**TASK INPUT:**
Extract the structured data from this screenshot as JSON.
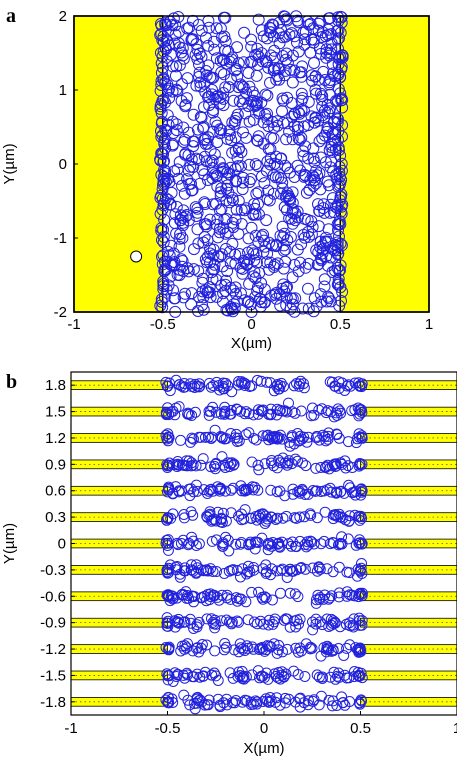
{
  "chart_data": [
    {
      "panel": "a",
      "type": "scatter",
      "xlabel": "X(µm)",
      "ylabel": "Y(µm)",
      "xlim": [
        -1,
        1
      ],
      "ylim": [
        -2,
        2
      ],
      "xticks": [
        "-1",
        "-0.5",
        "0",
        "0.5",
        "1"
      ],
      "yticks": [
        "-2",
        "-1",
        "0",
        "1",
        "2"
      ],
      "regions": [
        {
          "name": "left electrode",
          "x": [
            -1,
            -0.5
          ],
          "y": [
            -2,
            2
          ],
          "color": "#ffff00"
        },
        {
          "name": "right electrode",
          "x": [
            0.5,
            1
          ],
          "y": [
            -2,
            2
          ],
          "color": "#ffff00"
        }
      ],
      "marker": "open-circle",
      "marker_color": "#2222dd",
      "x_distribution": "uniform",
      "x_range": [
        -0.5,
        0.5
      ],
      "y_distribution": "uniform",
      "y_range": [
        -2,
        2
      ],
      "approx_points": 900,
      "edge_cluster_x": [
        -0.5,
        0.5
      ],
      "special_point": {
        "x": -0.65,
        "y": -1.25,
        "face": "#ffffff"
      }
    },
    {
      "panel": "b",
      "type": "scatter",
      "xlabel": "X(µm)",
      "ylabel": "Y(µm)",
      "xlim": [
        -1,
        1
      ],
      "ylim": [
        -1.95,
        1.95
      ],
      "xticks": [
        "-1",
        "-0.5",
        "0",
        "0.5",
        "1"
      ],
      "yticks": [
        "1.8",
        "1.5",
        "1.2",
        "0.9",
        "0.6",
        "0.3",
        "0",
        "-0.3",
        "-0.6",
        "-0.9",
        "-1.2",
        "-1.5",
        "-1.8"
      ],
      "stripe_y": [
        1.8,
        1.5,
        1.2,
        0.9,
        0.6,
        0.3,
        0,
        -0.3,
        -0.6,
        -0.9,
        -1.2,
        -1.5,
        -1.8
      ],
      "stripe_height": 0.1,
      "stripe_x_left": [
        -1,
        -0.5
      ],
      "stripe_x_right": [
        0.5,
        1
      ],
      "stripe_color": "#ffff00",
      "marker": "open-circle",
      "marker_color": "#2222dd",
      "x_range": [
        -0.5,
        0.5
      ],
      "row_jitter": 0.05,
      "approx_points_per_row": 70
    }
  ],
  "panel_labels": [
    "a",
    "b"
  ]
}
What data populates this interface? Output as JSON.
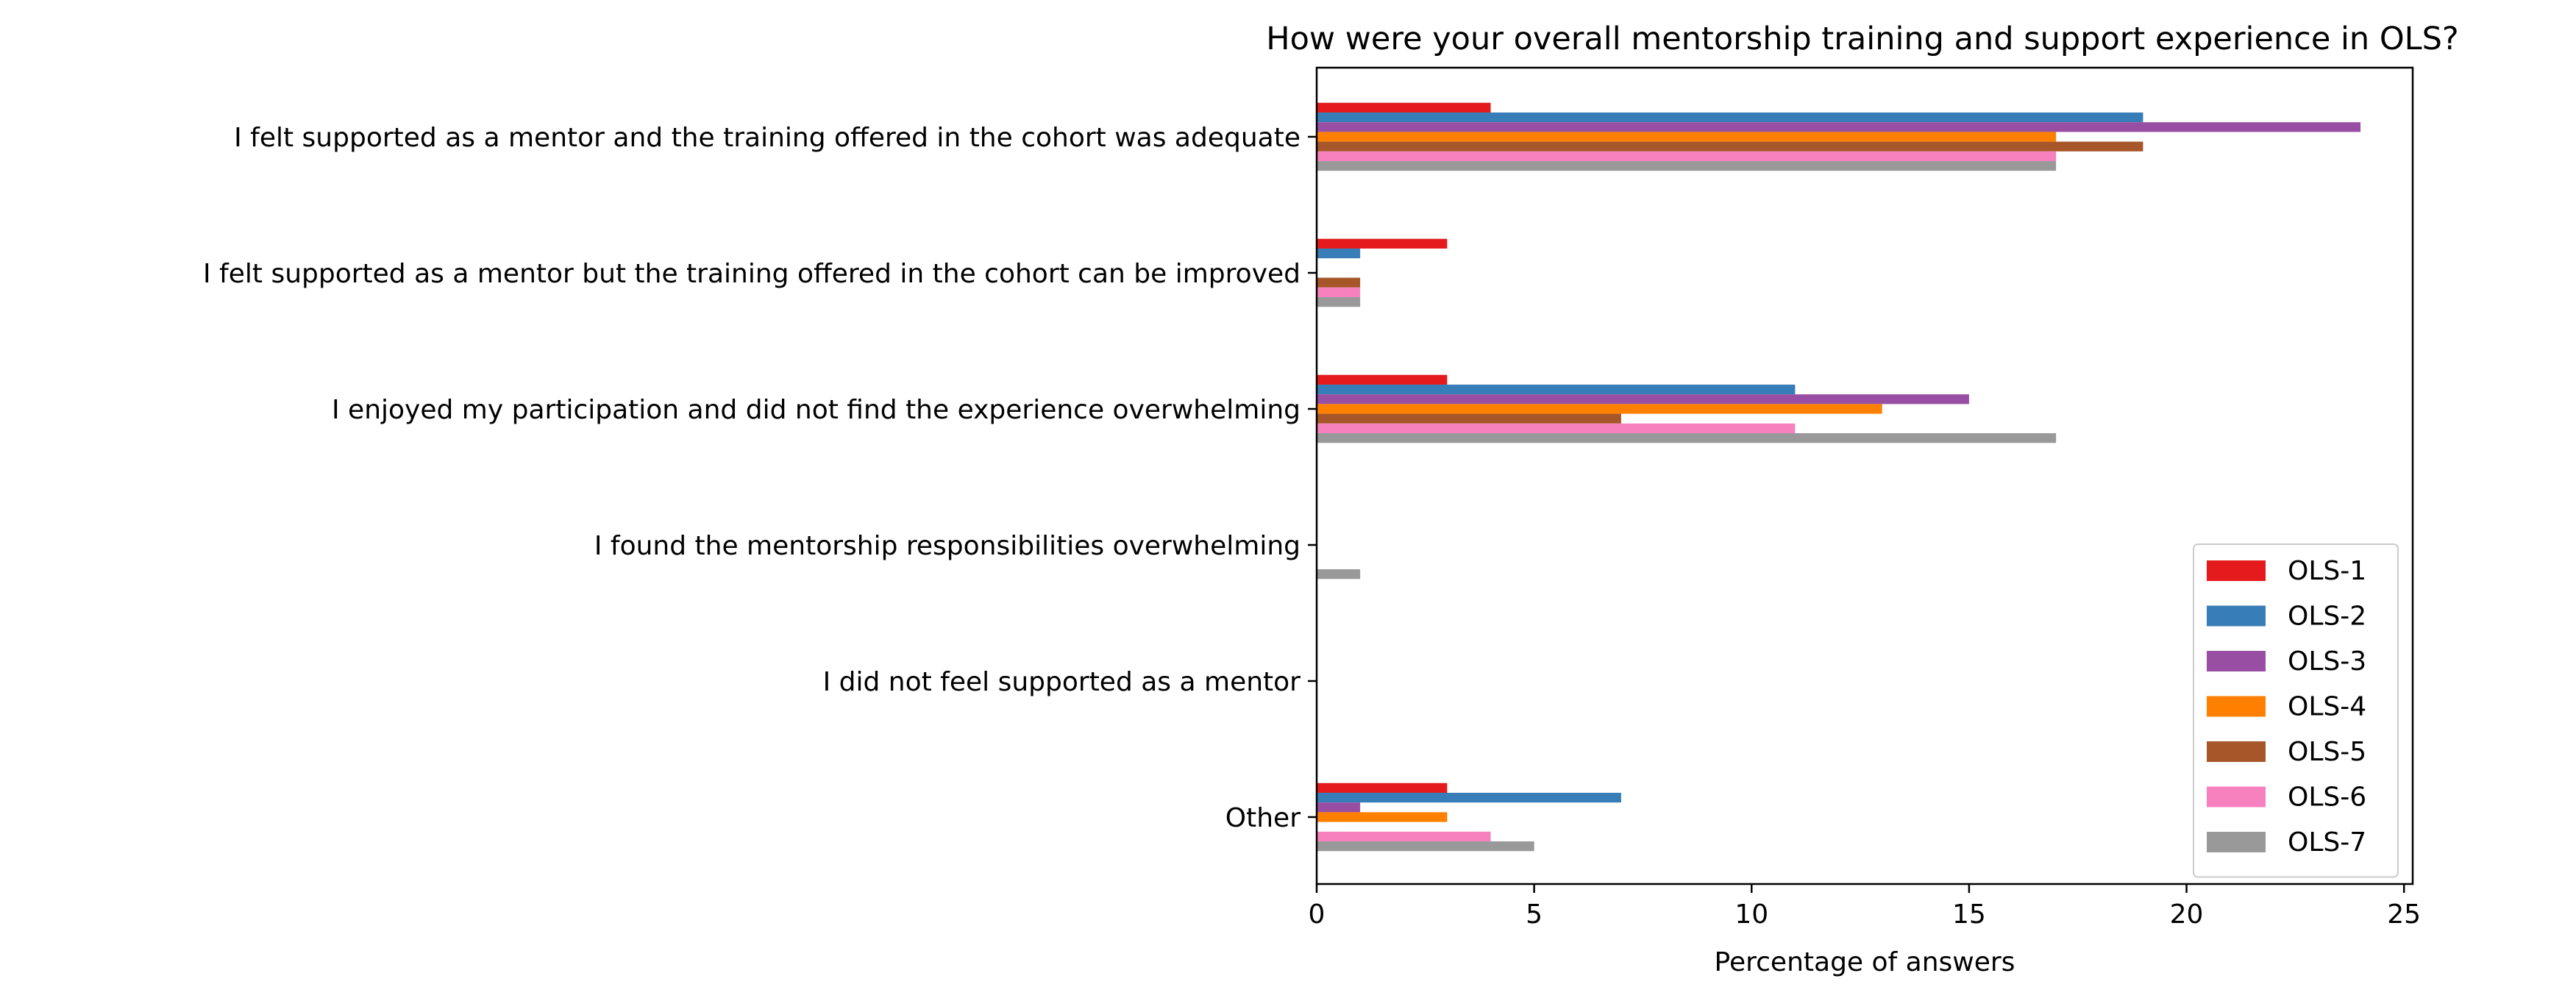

**PROMPT:** Sift the material for lines with the string "uniform". Copy each one found.

**RESPONSE FOR THIS EXERCISE:**
      "x_distribution": "uniform",
      "y_distribution": "uniform",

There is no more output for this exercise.